TASK DESCRIPTION:
Transcribe the listing word for word.

DATASET:
▼

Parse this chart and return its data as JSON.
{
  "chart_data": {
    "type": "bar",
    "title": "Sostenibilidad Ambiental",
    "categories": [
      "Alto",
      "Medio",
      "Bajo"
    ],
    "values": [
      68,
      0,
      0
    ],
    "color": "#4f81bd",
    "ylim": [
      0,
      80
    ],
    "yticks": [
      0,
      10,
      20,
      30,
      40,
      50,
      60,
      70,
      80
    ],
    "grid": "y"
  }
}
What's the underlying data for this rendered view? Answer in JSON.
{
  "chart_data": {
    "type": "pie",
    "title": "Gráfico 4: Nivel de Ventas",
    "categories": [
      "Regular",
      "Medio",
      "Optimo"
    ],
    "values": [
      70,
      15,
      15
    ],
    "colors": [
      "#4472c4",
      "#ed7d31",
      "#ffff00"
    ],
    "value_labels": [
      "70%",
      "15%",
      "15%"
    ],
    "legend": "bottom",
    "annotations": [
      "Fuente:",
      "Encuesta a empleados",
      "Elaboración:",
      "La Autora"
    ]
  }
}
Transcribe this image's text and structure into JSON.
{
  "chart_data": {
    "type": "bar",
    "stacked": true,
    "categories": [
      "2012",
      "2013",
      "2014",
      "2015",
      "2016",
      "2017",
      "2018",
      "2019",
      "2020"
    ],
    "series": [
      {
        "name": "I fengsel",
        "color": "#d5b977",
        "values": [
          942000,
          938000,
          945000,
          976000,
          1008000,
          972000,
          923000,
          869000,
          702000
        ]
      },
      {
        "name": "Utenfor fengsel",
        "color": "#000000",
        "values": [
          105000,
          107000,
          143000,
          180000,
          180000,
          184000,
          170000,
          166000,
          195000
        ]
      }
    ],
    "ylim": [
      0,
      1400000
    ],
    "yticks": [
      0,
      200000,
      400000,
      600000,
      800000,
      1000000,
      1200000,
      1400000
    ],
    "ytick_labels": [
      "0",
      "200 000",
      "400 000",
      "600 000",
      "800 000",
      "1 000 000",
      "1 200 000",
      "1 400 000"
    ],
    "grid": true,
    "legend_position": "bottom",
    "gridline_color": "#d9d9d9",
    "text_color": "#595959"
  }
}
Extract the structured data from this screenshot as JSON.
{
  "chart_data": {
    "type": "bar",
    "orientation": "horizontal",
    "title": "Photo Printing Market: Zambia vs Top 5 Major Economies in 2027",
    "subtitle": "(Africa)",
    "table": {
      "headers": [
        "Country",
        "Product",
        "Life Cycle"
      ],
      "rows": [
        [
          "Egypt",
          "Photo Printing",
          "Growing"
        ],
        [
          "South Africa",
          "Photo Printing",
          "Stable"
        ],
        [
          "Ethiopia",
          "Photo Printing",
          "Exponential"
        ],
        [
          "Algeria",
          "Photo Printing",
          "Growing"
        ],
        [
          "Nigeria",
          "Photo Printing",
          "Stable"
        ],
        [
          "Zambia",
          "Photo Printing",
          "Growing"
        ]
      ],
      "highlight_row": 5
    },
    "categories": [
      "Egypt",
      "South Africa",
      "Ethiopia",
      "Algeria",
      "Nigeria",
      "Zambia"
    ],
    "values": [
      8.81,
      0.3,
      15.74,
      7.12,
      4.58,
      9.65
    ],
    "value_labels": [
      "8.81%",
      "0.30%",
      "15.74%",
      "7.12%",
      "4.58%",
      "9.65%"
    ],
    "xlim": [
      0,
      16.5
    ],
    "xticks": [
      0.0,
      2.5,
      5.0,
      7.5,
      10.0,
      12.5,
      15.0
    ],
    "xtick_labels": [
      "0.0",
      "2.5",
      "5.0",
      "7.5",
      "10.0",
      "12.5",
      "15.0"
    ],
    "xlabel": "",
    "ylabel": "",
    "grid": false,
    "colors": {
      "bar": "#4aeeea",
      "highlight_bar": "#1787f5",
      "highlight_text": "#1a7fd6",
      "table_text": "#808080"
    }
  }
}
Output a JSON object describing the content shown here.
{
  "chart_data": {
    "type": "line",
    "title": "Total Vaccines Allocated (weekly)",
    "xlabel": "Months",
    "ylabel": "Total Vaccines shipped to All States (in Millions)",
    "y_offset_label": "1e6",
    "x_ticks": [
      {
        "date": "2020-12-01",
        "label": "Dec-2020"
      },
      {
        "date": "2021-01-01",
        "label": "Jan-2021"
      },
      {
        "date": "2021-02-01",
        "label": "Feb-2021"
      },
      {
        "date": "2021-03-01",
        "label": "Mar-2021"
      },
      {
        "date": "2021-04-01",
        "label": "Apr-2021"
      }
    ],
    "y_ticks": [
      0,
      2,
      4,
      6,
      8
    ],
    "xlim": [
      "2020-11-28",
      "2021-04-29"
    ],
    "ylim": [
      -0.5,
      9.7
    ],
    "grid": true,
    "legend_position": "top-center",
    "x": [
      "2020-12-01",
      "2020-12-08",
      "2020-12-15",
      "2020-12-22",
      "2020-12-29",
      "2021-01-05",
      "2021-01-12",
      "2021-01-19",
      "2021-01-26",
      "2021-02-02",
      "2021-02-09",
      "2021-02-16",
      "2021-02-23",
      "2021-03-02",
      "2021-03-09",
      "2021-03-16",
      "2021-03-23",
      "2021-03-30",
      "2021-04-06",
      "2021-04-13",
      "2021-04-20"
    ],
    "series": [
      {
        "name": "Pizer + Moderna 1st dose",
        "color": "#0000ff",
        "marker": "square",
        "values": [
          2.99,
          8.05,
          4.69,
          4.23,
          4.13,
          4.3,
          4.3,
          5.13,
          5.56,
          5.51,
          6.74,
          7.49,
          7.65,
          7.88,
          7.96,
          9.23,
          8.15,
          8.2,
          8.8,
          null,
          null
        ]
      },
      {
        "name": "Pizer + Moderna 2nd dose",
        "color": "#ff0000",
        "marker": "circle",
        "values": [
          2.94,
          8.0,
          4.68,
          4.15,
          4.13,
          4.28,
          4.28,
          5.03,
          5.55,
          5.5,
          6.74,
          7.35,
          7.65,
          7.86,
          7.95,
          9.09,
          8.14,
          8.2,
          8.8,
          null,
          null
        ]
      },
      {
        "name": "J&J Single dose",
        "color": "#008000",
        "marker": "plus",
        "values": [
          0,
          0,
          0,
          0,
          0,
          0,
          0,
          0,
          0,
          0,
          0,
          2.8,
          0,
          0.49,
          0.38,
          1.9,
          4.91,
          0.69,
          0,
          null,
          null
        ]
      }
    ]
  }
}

▲

TASK RESPONSE:
Parse this chart and return its data as JSON.
{
  "chart_data": {
    "type": "bar",
    "title": "Sostenibilidad Ambiental",
    "categories": [
      "Alto",
      "Medio",
      "Bajo"
    ],
    "values": [
      68,
      0,
      0
    ],
    "color": "#4f81bd",
    "ylim": [
      0,
      80
    ],
    "yticks": [
      0,
      10,
      20,
      30,
      40,
      50,
      60,
      70,
      80
    ],
    "grid": "y"
  }
}
What's the underlying data for this rendered view? Answer in JSON.
{
  "chart_data": {
    "type": "pie",
    "title": "Gráfico 4: Nivel de Ventas",
    "categories": [
      "Regular",
      "Medio",
      "Optimo"
    ],
    "values": [
      70,
      15,
      15
    ],
    "colors": [
      "#4472c4",
      "#ed7d31",
      "#ffff00"
    ],
    "value_labels": [
      "70%",
      "15%",
      "15%"
    ],
    "legend": "bottom",
    "annotations": [
      "Fuente:",
      "Encuesta a empleados",
      "Elaboración:",
      "La Autora"
    ]
  }
}
Transcribe this image's text and structure into JSON.
{
  "chart_data": {
    "type": "bar",
    "stacked": true,
    "categories": [
      "2012",
      "2013",
      "2014",
      "2015",
      "2016",
      "2017",
      "2018",
      "2019",
      "2020"
    ],
    "series": [
      {
        "name": "I fengsel",
        "color": "#d5b977",
        "values": [
          942000,
          938000,
          945000,
          976000,
          1008000,
          972000,
          923000,
          869000,
          702000
        ]
      },
      {
        "name": "Utenfor fengsel",
        "color": "#000000",
        "values": [
          105000,
          107000,
          143000,
          180000,
          180000,
          184000,
          170000,
          166000,
          195000
        ]
      }
    ],
    "ylim": [
      0,
      1400000
    ],
    "yticks": [
      0,
      200000,
      400000,
      600000,
      800000,
      1000000,
      1200000,
      1400000
    ],
    "ytick_labels": [
      "0",
      "200 000",
      "400 000",
      "600 000",
      "800 000",
      "1 000 000",
      "1 200 000",
      "1 400 000"
    ],
    "grid": true,
    "legend_position": "bottom",
    "gridline_color": "#d9d9d9",
    "text_color": "#595959"
  }
}
Extract the structured data from this screenshot as JSON.
{
  "chart_data": {
    "type": "bar",
    "orientation": "horizontal",
    "title": "Photo Printing Market: Zambia vs Top 5 Major Economies in 2027",
    "subtitle": "(Africa)",
    "table": {
      "headers": [
        "Country",
        "Product",
        "Life Cycle"
      ],
      "rows": [
        [
          "Egypt",
          "Photo Printing",
          "Growing"
        ],
        [
          "South Africa",
          "Photo Printing",
          "Stable"
        ],
        [
          "Ethiopia",
          "Photo Printing",
          "Exponential"
        ],
        [
          "Algeria",
          "Photo Printing",
          "Growing"
        ],
        [
          "Nigeria",
          "Photo Printing",
          "Stable"
        ],
        [
          "Zambia",
          "Photo Printing",
          "Growing"
        ]
      ],
      "highlight_row": 5
    },
    "categories": [
      "Egypt",
      "South Africa",
      "Ethiopia",
      "Algeria",
      "Nigeria",
      "Zambia"
    ],
    "values": [
      8.81,
      0.3,
      15.74,
      7.12,
      4.58,
      9.65
    ],
    "value_labels": [
      "8.81%",
      "0.30%",
      "15.74%",
      "7.12%",
      "4.58%",
      "9.65%"
    ],
    "xlim": [
      0,
      16.5
    ],
    "xticks": [
      0.0,
      2.5,
      5.0,
      7.5,
      10.0,
      12.5,
      15.0
    ],
    "xtick_labels": [
      "0.0",
      "2.5",
      "5.0",
      "7.5",
      "10.0",
      "12.5",
      "15.0"
    ],
    "xlabel": "",
    "ylabel": "",
    "grid": false,
    "colors": {
      "bar": "#4aeeea",
      "highlight_bar": "#1787f5",
      "highlight_text": "#1a7fd6",
      "table_text": "#808080"
    }
  }
}
Output a JSON object describing the content shown here.
{
  "chart_data": {
    "type": "line",
    "title": "Total Vaccines Allocated (weekly)",
    "xlabel": "Months",
    "ylabel": "Total Vaccines shipped to All States (in Millions)",
    "y_offset_label": "1e6",
    "x_ticks": [
      {
        "date": "2020-12-01",
        "label": "Dec-2020"
      },
      {
        "date": "2021-01-01",
        "label": "Jan-2021"
      },
      {
        "date": "2021-02-01",
        "label": "Feb-2021"
      },
      {
        "date": "2021-03-01",
        "label": "Mar-2021"
      },
      {
        "date": "2021-04-01",
        "label": "Apr-2021"
      }
    ],
    "y_ticks": [
      0,
      2,
      4,
      6,
      8
    ],
    "xlim": [
      "2020-11-28",
      "2021-04-29"
    ],
    "ylim": [
      -0.5,
      9.7
    ],
    "grid": true,
    "legend_position": "top-center",
    "x": [
      "2020-12-01",
      "2020-12-08",
      "2020-12-15",
      "2020-12-22",
      "2020-12-29",
      "2021-01-05",
      "2021-01-12",
      "2021-01-19",
      "2021-01-26",
      "2021-02-02",
      "2021-02-09",
      "2021-02-16",
      "2021-02-23",
      "2021-03-02",
      "2021-03-09",
      "2021-03-16",
      "2021-03-23",
      "2021-03-30",
      "2021-04-06",
      "2021-04-13",
      "2021-04-20"
    ],
    "series": [
      {
        "name": "Pizer + Moderna 1st dose",
        "color": "#0000ff",
        "marker": "square",
        "values": [
          2.99,
          8.05,
          4.69,
          4.23,
          4.13,
          4.3,
          4.3,
          5.13,
          5.56,
          5.51,
          6.74,
          7.49,
          7.65,
          7.88,
          7.96,
          9.23,
          8.15,
          8.2,
          8.8,
          null,
          null
        ]
      },
      {
        "name": "Pizer + Moderna 2nd dose",
        "color": "#ff0000",
        "marker": "circle",
        "values": [
          2.94,
          8.0,
          4.68,
          4.15,
          4.13,
          4.28,
          4.28,
          5.03,
          5.55,
          5.5,
          6.74,
          7.35,
          7.65,
          7.86,
          7.95,
          9.09,
          8.14,
          8.2,
          8.8,
          null,
          null
        ]
      },
      {
        "name": "J&J Single dose",
        "color": "#008000",
        "marker": "plus",
        "values": [
          0,
          0,
          0,
          0,
          0,
          0,
          0,
          0,
          0,
          0,
          0,
          2.8,
          0,
          0.49,
          0.38,
          1.9,
          4.91,
          0.69,
          0,
          null,
          null
        ]
      }
    ]
  }
}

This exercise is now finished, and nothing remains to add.